## The exercise
Write the material out again in full, exactly.

────────────────

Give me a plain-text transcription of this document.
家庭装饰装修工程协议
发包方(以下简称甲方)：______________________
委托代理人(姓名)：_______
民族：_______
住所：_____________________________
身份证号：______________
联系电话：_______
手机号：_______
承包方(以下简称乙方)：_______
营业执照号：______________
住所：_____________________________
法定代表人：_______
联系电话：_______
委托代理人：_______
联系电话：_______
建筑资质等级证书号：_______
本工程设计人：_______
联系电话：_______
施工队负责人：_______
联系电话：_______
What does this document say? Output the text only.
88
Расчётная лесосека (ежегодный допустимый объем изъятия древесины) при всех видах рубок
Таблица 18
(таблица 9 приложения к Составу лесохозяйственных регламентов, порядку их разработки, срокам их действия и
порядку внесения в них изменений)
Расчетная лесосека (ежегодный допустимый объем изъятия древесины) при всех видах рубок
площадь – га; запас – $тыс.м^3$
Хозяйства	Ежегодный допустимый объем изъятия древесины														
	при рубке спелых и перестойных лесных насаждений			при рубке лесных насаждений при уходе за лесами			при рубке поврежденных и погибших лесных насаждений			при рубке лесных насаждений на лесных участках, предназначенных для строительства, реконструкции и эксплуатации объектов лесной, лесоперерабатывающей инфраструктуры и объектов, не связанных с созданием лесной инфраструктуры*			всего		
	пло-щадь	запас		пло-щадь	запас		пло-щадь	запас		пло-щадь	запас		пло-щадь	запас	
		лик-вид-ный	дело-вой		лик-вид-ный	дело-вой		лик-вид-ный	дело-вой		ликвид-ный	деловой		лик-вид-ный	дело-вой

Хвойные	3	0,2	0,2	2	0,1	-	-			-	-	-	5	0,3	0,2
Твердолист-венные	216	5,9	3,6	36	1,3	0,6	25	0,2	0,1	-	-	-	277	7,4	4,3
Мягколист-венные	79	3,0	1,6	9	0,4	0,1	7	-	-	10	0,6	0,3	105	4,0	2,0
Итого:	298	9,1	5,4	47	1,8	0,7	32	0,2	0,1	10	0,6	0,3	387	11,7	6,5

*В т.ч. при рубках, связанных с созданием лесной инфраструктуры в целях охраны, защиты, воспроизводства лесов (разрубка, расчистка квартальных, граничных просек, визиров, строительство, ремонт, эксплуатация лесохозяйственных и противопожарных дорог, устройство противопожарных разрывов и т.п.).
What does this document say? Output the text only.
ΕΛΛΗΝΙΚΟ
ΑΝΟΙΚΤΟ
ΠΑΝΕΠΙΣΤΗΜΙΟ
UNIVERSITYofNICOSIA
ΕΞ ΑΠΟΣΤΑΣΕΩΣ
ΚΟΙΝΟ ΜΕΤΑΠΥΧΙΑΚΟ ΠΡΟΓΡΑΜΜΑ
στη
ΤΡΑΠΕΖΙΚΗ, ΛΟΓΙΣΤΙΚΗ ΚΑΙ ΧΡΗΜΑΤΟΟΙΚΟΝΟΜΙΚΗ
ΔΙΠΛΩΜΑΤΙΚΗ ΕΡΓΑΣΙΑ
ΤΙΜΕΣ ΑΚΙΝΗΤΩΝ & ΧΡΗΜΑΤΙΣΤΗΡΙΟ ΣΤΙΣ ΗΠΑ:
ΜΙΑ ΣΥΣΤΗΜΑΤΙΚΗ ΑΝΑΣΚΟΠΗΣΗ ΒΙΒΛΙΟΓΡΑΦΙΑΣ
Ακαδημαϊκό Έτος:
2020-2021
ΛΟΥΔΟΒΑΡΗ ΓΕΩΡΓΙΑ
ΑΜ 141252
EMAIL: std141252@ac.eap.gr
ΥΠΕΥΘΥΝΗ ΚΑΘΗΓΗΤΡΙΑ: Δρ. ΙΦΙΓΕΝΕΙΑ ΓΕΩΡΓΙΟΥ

────────────────

## Complete answer
Give me a plain-text transcription of this document.
家庭装饰装修工程协议
发包方(以下简称甲方)：______________________
委托代理人(姓名)：_______
民族：_______
住所：_____________________________
身份证号：______________
联系电话：_______
手机号：_______
承包方(以下简称乙方)：_______
营业执照号：______________
住所：_____________________________
法定代表人：_______
联系电话：_______
委托代理人：_______
联系电话：_______
建筑资质等级证书号：_______
本工程设计人：_______
联系电话：_______
施工队负责人：_______
联系电话：_______
What does this document say? Output the text only.
88
Расчётная лесосека (ежегодный допустимый объем изъятия древесины) при всех видах рубок
Таблица 18
(таблица 9 приложения к Составу лесохозяйственных регламентов, порядку их разработки, срокам их действия и
порядку внесения в них изменений)
Расчетная лесосека (ежегодный допустимый объем изъятия древесины) при всех видах рубок
площадь – га; запас – $тыс.м^3$
Хозяйства	Ежегодный допустимый объем изъятия древесины														
	при рубке спелых и перестойных лесных насаждений			при рубке лесных насаждений при уходе за лесами			при рубке поврежденных и погибших лесных насаждений			при рубке лесных насаждений на лесных участках, предназначенных для строительства, реконструкции и эксплуатации объектов лесной, лесоперерабатывающей инфраструктуры и объектов, не связанных с созданием лесной инфраструктуры*			всего		
	пло-щадь	запас		пло-щадь	запас		пло-щадь	запас		пло-щадь	запас		пло-щадь	запас	
		лик-вид-ный	дело-вой		лик-вид-ный	дело-вой		лик-вид-ный	дело-вой		ликвид-ный	деловой		лик-вид-ный	дело-вой

Хвойные	3	0,2	0,2	2	0,1	-	-			-	-	-	5	0,3	0,2
Твердолист-венные	216	5,9	3,6	36	1,3	0,6	25	0,2	0,1	-	-	-	277	7,4	4,3
Мягколист-венные	79	3,0	1,6	9	0,4	0,1	7	-	-	10	0,6	0,3	105	4,0	2,0
Итого:	298	9,1	5,4	47	1,8	0,7	32	0,2	0,1	10	0,6	0,3	387	11,7	6,5

*В т.ч. при рубках, связанных с созданием лесной инфраструктуры в целях охраны, защиты, воспроизводства лесов (разрубка, расчистка квартальных, граничных просек, визиров, строительство, ремонт, эксплуатация лесохозяйственных и противопожарных дорог, устройство противопожарных разрывов и т.п.).
What does this document say? Output the text only.
ΕΛΛΗΝΙΚΟ
ΑΝΟΙΚΤΟ
ΠΑΝΕΠΙΣΤΗΜΙΟ
UNIVERSITYofNICOSIA
ΕΞ ΑΠΟΣΤΑΣΕΩΣ
ΚΟΙΝΟ ΜΕΤΑΠΥΧΙΑΚΟ ΠΡΟΓΡΑΜΜΑ
στη
ΤΡΑΠΕΖΙΚΗ, ΛΟΓΙΣΤΙΚΗ ΚΑΙ ΧΡΗΜΑΤΟΟΙΚΟΝΟΜΙΚΗ
ΔΙΠΛΩΜΑΤΙΚΗ ΕΡΓΑΣΙΑ
ΤΙΜΕΣ ΑΚΙΝΗΤΩΝ & ΧΡΗΜΑΤΙΣΤΗΡΙΟ ΣΤΙΣ ΗΠΑ:
ΜΙΑ ΣΥΣΤΗΜΑΤΙΚΗ ΑΝΑΣΚΟΠΗΣΗ ΒΙΒΛΙΟΓΡΑΦΙΑΣ
Ακαδημαϊκό Έτος:
2020-2021
ΛΟΥΔΟΒΑΡΗ ΓΕΩΡΓΙΑ
ΑΜ 141252
EMAIL: std141252@ac.eap.gr
ΥΠΕΥΘΥΝΗ ΚΑΘΗΓΗΤΡΙΑ: Δρ. ΙΦΙΓΕΝΕΙΑ ΓΕΩΡΓΙΟΥ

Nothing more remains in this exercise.